■ **Task instructions**
Copy every line of the data that contains the string "this".

■ **Raw records**
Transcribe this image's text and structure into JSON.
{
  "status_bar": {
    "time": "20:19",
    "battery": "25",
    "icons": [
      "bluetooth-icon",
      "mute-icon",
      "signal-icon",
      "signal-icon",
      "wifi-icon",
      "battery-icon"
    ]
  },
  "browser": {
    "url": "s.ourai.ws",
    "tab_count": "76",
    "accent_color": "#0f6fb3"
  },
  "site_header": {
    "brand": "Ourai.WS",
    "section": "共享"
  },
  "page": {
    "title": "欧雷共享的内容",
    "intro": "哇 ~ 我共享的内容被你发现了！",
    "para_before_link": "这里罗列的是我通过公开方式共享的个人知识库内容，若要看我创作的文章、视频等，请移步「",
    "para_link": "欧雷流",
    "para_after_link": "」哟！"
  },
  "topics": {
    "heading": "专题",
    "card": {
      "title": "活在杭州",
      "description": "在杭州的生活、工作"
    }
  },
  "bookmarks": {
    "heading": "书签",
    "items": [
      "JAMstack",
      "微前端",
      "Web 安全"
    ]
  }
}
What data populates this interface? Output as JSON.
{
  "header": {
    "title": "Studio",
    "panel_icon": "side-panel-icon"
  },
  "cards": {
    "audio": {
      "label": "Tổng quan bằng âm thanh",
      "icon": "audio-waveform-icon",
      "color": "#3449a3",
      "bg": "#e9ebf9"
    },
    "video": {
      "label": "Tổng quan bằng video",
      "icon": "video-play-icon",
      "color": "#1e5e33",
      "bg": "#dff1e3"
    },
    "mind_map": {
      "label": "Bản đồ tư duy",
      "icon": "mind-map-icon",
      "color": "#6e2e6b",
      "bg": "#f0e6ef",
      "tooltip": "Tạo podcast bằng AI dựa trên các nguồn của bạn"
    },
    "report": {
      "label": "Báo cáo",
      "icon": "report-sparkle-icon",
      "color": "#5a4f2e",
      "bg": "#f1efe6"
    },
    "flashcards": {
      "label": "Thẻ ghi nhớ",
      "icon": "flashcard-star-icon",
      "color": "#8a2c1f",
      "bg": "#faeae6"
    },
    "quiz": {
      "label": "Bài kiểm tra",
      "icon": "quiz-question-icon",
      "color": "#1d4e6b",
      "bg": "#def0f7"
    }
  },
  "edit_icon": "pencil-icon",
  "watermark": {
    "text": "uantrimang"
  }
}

■ **Exercise output**
Transcribe this image's text and structure into JSON.
What data populates this interface? Output as JSON.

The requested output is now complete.